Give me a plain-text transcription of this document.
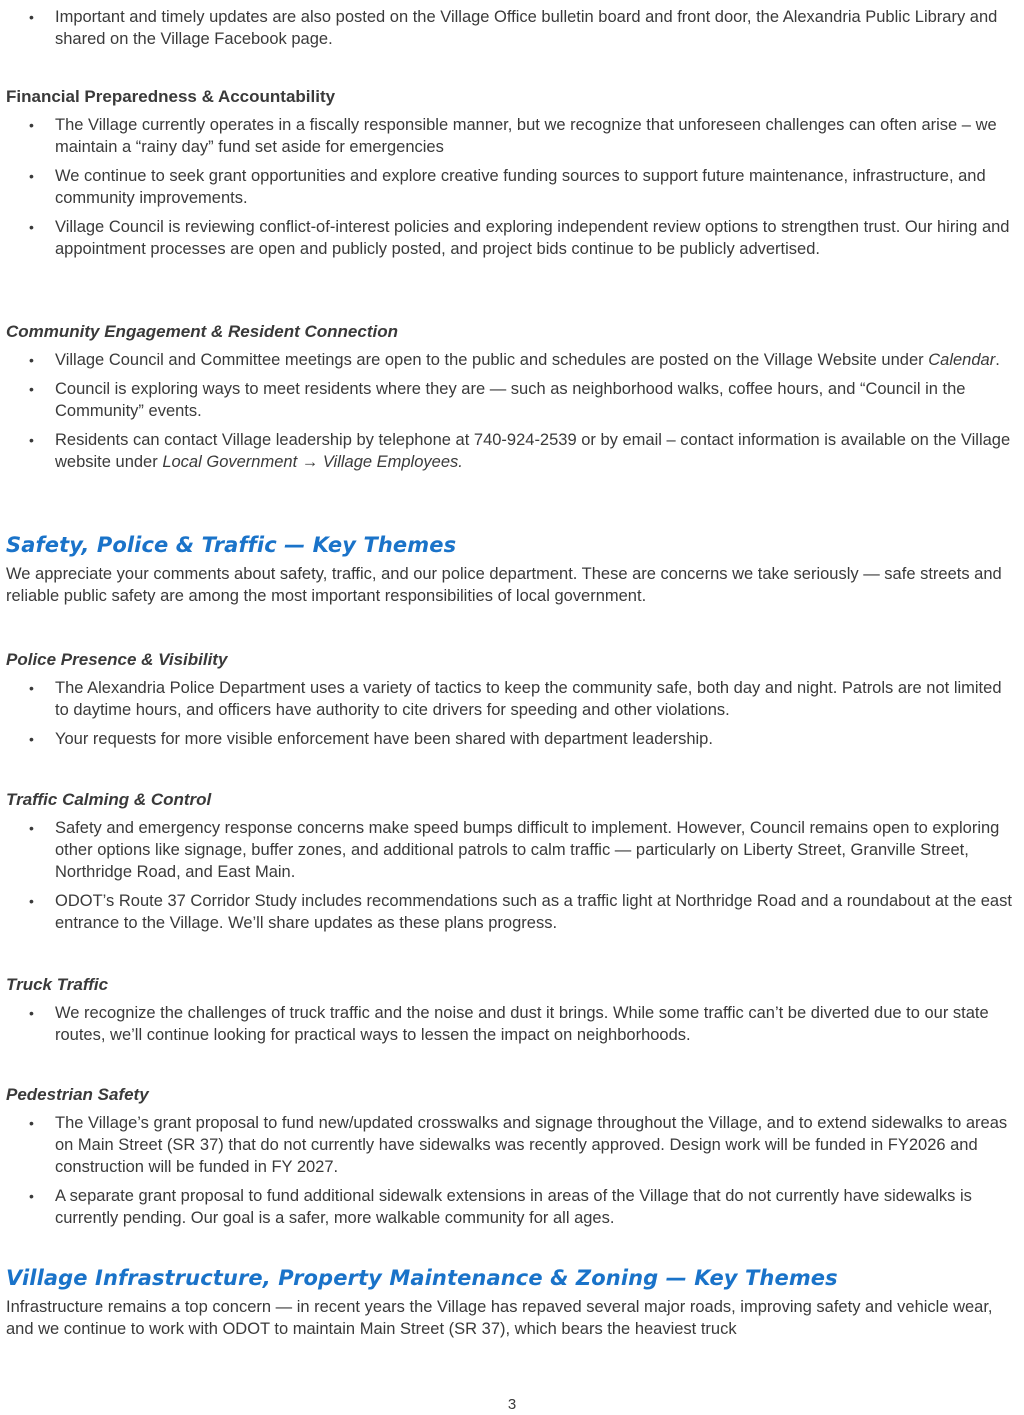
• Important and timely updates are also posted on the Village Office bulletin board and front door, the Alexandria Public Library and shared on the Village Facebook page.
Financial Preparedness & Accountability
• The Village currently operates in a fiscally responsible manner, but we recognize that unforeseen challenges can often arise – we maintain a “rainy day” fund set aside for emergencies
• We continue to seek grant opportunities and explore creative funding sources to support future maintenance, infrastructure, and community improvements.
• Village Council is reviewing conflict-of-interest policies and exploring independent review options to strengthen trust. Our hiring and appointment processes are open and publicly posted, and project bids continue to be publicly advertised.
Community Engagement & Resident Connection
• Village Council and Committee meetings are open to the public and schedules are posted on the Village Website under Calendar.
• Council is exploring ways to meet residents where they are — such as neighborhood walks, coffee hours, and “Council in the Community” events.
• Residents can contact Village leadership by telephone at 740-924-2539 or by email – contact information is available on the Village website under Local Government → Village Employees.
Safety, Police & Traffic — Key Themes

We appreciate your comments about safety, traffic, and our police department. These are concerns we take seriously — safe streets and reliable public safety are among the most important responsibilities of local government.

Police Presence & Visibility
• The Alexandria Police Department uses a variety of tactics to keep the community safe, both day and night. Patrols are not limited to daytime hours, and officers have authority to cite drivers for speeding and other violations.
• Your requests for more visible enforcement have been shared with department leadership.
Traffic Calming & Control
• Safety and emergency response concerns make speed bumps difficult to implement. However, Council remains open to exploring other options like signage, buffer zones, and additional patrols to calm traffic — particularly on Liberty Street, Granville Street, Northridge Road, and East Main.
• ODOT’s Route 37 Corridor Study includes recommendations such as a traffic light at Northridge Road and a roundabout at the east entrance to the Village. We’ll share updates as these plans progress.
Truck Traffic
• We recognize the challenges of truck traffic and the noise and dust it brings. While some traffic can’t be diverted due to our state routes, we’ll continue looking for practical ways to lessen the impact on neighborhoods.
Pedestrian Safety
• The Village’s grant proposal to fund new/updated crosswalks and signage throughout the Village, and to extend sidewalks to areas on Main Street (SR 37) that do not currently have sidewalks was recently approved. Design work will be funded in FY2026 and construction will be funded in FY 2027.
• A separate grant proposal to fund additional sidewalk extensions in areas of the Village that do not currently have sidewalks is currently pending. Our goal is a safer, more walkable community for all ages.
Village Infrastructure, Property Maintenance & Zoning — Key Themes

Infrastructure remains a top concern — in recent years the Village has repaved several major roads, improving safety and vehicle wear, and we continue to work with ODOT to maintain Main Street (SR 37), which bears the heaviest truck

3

_ _ _ _

▶ _Short exercise_: List each line holding the string "such".

▶ _Output below_:
• Council is exploring ways to meet residents where they are — such as neighborhood walks, coffee hours, and “Council in the Community” events.
• ODOT’s Route 37 Corridor Study includes recommendations such as a traffic light at Northridge Road and a roundabout at the east entrance to the Village. We’ll share updates as these plans progress.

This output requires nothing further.